─── Material to process

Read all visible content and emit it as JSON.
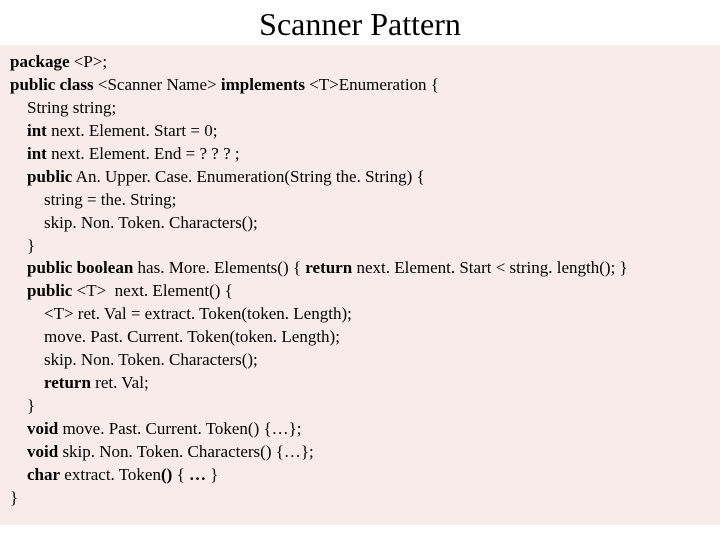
{
  "title": "Scanner Pattern",
  "code": {
    "bg": "#f8eceb",
    "fg": "#000000",
    "fontsize": 17,
    "lines": [
      [
        {
          "t": "package",
          "b": true
        },
        {
          "t": " <P>;",
          "b": false
        }
      ],
      [
        {
          "t": "public class ",
          "b": true
        },
        {
          "t": "<Scanner Name> ",
          "b": false
        },
        {
          "t": "implements ",
          "b": true
        },
        {
          "t": "<T>Enumeration {",
          "b": false
        }
      ],
      [
        {
          "t": "    String string;",
          "b": false
        }
      ],
      [
        {
          "t": "    ",
          "b": false
        },
        {
          "t": "int",
          "b": true
        },
        {
          "t": " next. Element. Start = 0;",
          "b": false
        }
      ],
      [
        {
          "t": "    ",
          "b": false
        },
        {
          "t": "int",
          "b": true
        },
        {
          "t": " next. Element. End = ? ? ? ;",
          "b": false
        }
      ],
      [
        {
          "t": "    ",
          "b": false
        },
        {
          "t": "public",
          "b": true
        },
        {
          "t": " An. Upper. Case. Enumeration(String the. String) {",
          "b": false
        }
      ],
      [
        {
          "t": "        string = the. String;",
          "b": false
        }
      ],
      [
        {
          "t": "        skip. Non. Token. Characters();",
          "b": false
        }
      ],
      [
        {
          "t": "    }",
          "b": false
        }
      ],
      [
        {
          "t": "    ",
          "b": false
        },
        {
          "t": "public boolean",
          "b": true
        },
        {
          "t": " has. More. Elements() { ",
          "b": false
        },
        {
          "t": "return",
          "b": true
        },
        {
          "t": " next. Element. Start < string. length(); }",
          "b": false
        }
      ],
      [
        {
          "t": "    ",
          "b": false
        },
        {
          "t": "public",
          "b": true
        },
        {
          "t": " <T>  next. Element() {",
          "b": false
        }
      ],
      [
        {
          "t": "        <T> ret. Val = extract. Token(token. Length);",
          "b": false
        }
      ],
      [
        {
          "t": "        move. Past. Current. Token(token. Length);",
          "b": false
        }
      ],
      [
        {
          "t": "        skip. Non. Token. Characters();",
          "b": false
        }
      ],
      [
        {
          "t": "        ",
          "b": false
        },
        {
          "t": "return",
          "b": true
        },
        {
          "t": " ret. Val;",
          "b": false
        }
      ],
      [
        {
          "t": "    }",
          "b": false
        }
      ],
      [
        {
          "t": "    ",
          "b": false
        },
        {
          "t": "void",
          "b": true
        },
        {
          "t": " move. Past. Current. Token() {…};",
          "b": false
        }
      ],
      [
        {
          "t": "    ",
          "b": false
        },
        {
          "t": "void",
          "b": true
        },
        {
          "t": " skip. Non. Token. Characters() {…};",
          "b": false
        }
      ],
      [
        {
          "t": "    ",
          "b": false
        },
        {
          "t": "char",
          "b": true
        },
        {
          "t": " extract. Token",
          "b": false
        },
        {
          "t": "()",
          "b": true
        },
        {
          "t": " {",
          "b": false
        },
        {
          "t": " …",
          "b": true
        },
        {
          "t": " }",
          "b": false
        }
      ],
      [
        {
          "t": "}",
          "b": false
        }
      ]
    ]
  }
}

──────

> [Given task]: Every entry should be returned exactly as written, minus the pictures.

> [Correct response]:
Read all visible content and emit it as JSON.
{
  "title": "Scanner Pattern",
  "code": {
    "bg": "#f8eceb",
    "fg": "#000000",
    "fontsize": 17,
    "lines": [
      [
        {
          "t": "package",
          "b": true
        },
        {
          "t": " <P>;",
          "b": false
        }
      ],
      [
        {
          "t": "public class ",
          "b": true
        },
        {
          "t": "<Scanner Name> ",
          "b": false
        },
        {
          "t": "implements ",
          "b": true
        },
        {
          "t": "<T>Enumeration {",
          "b": false
        }
      ],
      [
        {
          "t": "    String string;",
          "b": false
        }
      ],
      [
        {
          "t": "    ",
          "b": false
        },
        {
          "t": "int",
          "b": true
        },
        {
          "t": " next. Element. Start = 0;",
          "b": false
        }
      ],
      [
        {
          "t": "    ",
          "b": false
        },
        {
          "t": "int",
          "b": true
        },
        {
          "t": " next. Element. End = ? ? ? ;",
          "b": false
        }
      ],
      [
        {
          "t": "    ",
          "b": false
        },
        {
          "t": "public",
          "b": true
        },
        {
          "t": " An. Upper. Case. Enumeration(String the. String) {",
          "b": false
        }
      ],
      [
        {
          "t": "        string = the. String;",
          "b": false
        }
      ],
      [
        {
          "t": "        skip. Non. Token. Characters();",
          "b": false
        }
      ],
      [
        {
          "t": "    }",
          "b": false
        }
      ],
      [
        {
          "t": "    ",
          "b": false
        },
        {
          "t": "public boolean",
          "b": true
        },
        {
          "t": " has. More. Elements() { ",
          "b": false
        },
        {
          "t": "return",
          "b": true
        },
        {
          "t": " next. Element. Start < string. length(); }",
          "b": false
        }
      ],
      [
        {
          "t": "    ",
          "b": false
        },
        {
          "t": "public",
          "b": true
        },
        {
          "t": " <T>  next. Element() {",
          "b": false
        }
      ],
      [
        {
          "t": "        <T> ret. Val = extract. Token(token. Length);",
          "b": false
        }
      ],
      [
        {
          "t": "        move. Past. Current. Token(token. Length);",
          "b": false
        }
      ],
      [
        {
          "t": "        skip. Non. Token. Characters();",
          "b": false
        }
      ],
      [
        {
          "t": "        ",
          "b": false
        },
        {
          "t": "return",
          "b": true
        },
        {
          "t": " ret. Val;",
          "b": false
        }
      ],
      [
        {
          "t": "    }",
          "b": false
        }
      ],
      [
        {
          "t": "    ",
          "b": false
        },
        {
          "t": "void",
          "b": true
        },
        {
          "t": " move. Past. Current. Token() {…};",
          "b": false
        }
      ],
      [
        {
          "t": "    ",
          "b": false
        },
        {
          "t": "void",
          "b": true
        },
        {
          "t": " skip. Non. Token. Characters() {…};",
          "b": false
        }
      ],
      [
        {
          "t": "    ",
          "b": false
        },
        {
          "t": "char",
          "b": true
        },
        {
          "t": " extract. Token",
          "b": false
        },
        {
          "t": "()",
          "b": true
        },
        {
          "t": " {",
          "b": false
        },
        {
          "t": " …",
          "b": true
        },
        {
          "t": " }",
          "b": false
        }
      ],
      [
        {
          "t": "}",
          "b": false
        }
      ]
    ]
  }
}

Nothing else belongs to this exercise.